■ SHORT TASK: Among the following entries, count the lines that contain "phased" and report only the result.

───── LISTED ENTRIES ─────

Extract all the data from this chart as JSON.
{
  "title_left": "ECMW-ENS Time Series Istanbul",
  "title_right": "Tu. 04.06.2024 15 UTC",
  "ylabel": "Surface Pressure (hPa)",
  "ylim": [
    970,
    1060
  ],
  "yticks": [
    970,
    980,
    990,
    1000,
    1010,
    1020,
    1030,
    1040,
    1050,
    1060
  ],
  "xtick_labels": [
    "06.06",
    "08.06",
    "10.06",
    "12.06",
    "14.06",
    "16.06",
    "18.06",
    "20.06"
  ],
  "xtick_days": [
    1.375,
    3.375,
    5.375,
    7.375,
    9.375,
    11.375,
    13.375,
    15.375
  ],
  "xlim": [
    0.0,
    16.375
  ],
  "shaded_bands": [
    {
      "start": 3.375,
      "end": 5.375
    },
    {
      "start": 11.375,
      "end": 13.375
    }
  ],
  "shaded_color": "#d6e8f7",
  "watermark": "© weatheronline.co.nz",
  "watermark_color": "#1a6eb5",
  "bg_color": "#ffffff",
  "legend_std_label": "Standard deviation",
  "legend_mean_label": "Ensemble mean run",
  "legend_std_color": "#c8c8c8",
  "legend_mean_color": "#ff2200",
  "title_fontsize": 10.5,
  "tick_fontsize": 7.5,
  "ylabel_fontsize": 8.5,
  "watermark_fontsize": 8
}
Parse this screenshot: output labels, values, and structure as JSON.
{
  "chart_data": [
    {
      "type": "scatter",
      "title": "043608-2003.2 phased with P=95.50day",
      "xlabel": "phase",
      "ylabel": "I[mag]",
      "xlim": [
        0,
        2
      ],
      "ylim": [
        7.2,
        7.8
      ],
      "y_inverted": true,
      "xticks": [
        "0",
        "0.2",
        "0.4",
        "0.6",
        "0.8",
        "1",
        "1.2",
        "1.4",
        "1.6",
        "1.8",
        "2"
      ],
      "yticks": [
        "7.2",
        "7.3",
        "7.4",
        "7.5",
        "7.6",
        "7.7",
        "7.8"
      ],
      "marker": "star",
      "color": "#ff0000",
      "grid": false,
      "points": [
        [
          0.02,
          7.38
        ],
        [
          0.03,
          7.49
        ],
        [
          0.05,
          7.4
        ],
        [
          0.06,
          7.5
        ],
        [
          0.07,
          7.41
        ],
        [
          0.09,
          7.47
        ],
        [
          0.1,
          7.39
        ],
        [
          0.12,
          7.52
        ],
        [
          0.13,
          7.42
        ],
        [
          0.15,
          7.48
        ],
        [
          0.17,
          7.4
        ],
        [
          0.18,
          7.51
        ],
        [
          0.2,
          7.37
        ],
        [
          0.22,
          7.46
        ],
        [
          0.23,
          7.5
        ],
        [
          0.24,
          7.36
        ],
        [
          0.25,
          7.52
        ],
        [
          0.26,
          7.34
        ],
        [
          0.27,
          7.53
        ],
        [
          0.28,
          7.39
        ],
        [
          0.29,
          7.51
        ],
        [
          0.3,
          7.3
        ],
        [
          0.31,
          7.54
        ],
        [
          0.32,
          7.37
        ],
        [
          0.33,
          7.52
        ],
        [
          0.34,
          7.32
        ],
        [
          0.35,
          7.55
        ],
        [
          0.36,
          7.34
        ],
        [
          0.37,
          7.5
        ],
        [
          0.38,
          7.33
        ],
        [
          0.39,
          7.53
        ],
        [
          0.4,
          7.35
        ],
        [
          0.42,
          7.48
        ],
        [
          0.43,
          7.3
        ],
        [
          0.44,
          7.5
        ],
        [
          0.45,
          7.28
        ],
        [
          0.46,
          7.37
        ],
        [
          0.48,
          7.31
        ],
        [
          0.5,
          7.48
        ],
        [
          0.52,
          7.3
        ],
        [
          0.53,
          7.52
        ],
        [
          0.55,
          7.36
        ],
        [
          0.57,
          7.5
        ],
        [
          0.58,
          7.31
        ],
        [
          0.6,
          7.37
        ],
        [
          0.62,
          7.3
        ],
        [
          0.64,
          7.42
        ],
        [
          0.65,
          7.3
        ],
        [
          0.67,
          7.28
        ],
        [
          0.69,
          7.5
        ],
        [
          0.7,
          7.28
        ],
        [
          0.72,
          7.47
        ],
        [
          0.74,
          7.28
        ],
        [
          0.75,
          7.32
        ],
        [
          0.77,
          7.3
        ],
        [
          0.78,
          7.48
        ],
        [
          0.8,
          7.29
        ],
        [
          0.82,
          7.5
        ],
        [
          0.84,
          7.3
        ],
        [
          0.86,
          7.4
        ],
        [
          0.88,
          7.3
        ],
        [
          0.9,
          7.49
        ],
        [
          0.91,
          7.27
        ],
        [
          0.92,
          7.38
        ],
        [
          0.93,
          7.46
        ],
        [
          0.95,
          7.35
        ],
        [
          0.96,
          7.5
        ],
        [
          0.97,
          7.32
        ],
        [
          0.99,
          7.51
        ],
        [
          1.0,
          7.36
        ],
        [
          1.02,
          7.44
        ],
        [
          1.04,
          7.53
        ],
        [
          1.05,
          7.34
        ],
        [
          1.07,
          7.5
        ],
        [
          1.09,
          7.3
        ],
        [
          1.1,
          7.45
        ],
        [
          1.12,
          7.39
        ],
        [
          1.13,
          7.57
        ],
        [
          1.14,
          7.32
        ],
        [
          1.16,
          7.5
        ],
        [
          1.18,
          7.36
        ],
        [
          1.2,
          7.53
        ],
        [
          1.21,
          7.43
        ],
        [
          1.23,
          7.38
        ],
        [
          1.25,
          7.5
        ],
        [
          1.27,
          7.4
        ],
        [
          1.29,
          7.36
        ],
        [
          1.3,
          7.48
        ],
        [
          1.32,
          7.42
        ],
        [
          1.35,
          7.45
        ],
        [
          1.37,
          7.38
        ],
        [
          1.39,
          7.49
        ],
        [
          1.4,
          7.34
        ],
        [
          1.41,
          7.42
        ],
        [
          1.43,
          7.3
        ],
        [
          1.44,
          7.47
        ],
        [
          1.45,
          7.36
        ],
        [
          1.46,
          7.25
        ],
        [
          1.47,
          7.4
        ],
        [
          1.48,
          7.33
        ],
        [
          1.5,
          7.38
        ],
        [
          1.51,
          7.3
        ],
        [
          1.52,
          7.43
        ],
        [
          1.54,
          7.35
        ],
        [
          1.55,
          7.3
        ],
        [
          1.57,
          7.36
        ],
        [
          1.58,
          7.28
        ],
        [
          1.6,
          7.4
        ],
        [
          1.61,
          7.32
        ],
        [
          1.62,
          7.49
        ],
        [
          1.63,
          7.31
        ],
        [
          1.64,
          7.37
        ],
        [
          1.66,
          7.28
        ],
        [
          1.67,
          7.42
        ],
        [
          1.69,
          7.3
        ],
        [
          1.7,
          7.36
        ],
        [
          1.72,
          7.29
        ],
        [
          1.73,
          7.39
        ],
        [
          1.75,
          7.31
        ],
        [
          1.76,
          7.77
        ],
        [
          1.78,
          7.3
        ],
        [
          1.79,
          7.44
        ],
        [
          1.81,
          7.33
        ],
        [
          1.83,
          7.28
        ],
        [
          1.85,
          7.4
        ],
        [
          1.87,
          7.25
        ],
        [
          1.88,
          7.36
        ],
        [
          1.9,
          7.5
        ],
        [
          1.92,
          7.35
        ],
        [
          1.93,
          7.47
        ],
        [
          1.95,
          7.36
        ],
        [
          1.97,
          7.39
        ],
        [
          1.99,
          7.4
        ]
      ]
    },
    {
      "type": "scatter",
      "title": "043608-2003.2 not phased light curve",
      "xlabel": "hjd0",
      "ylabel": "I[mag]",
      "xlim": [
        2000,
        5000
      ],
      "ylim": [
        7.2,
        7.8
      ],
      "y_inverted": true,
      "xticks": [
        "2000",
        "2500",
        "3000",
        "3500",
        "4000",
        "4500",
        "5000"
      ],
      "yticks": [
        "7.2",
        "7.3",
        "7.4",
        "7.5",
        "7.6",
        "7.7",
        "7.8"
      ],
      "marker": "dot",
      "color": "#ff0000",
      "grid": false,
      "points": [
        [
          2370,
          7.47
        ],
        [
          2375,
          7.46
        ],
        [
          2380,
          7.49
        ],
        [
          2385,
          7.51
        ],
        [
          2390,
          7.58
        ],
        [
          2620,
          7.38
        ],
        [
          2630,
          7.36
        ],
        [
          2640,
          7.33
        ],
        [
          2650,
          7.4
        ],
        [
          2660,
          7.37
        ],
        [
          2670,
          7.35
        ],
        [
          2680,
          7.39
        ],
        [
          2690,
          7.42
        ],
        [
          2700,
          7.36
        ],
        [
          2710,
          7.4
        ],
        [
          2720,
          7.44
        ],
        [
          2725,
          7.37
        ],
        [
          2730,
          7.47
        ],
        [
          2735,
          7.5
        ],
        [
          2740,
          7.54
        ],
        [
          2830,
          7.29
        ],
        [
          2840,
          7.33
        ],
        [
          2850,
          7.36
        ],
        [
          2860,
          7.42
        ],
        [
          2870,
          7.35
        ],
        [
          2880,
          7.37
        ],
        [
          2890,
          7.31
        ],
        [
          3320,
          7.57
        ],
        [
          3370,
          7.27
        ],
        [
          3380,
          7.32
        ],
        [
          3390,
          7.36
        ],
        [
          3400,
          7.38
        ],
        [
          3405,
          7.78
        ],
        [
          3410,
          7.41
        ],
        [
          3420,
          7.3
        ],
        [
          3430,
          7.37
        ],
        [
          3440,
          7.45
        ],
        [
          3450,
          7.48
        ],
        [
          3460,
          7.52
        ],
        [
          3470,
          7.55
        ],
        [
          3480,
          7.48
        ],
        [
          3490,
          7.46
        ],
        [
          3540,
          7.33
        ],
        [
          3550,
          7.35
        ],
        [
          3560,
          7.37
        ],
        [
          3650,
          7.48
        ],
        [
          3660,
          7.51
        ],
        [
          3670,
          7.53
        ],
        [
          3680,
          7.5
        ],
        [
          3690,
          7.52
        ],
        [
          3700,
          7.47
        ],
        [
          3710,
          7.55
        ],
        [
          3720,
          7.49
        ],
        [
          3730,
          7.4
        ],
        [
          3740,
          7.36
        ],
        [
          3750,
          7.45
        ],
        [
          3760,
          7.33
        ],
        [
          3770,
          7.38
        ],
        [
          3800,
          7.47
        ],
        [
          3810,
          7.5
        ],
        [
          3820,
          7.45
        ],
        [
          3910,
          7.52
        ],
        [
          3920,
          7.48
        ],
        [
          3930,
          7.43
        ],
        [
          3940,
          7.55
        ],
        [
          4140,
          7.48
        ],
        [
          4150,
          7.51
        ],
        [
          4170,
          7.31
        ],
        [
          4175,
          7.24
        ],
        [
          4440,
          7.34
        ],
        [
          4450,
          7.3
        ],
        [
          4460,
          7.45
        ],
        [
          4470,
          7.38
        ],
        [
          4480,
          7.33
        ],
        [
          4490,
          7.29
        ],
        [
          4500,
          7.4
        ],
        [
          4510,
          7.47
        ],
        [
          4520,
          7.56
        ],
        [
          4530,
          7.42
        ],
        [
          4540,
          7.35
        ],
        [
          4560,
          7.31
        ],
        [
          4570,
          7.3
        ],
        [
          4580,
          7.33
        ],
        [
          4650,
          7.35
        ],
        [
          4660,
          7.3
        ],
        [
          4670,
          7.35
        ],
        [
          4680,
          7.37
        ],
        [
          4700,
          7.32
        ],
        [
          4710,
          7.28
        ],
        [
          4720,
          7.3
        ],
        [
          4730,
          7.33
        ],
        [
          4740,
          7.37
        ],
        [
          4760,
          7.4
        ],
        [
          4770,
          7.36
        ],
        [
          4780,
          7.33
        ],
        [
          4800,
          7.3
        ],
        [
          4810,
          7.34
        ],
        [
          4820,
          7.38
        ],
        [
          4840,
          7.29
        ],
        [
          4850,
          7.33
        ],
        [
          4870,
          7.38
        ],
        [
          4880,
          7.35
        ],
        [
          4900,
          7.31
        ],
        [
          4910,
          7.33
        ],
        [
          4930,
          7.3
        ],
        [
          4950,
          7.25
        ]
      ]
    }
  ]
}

─────

■ EXPECTED OUTPUT: 2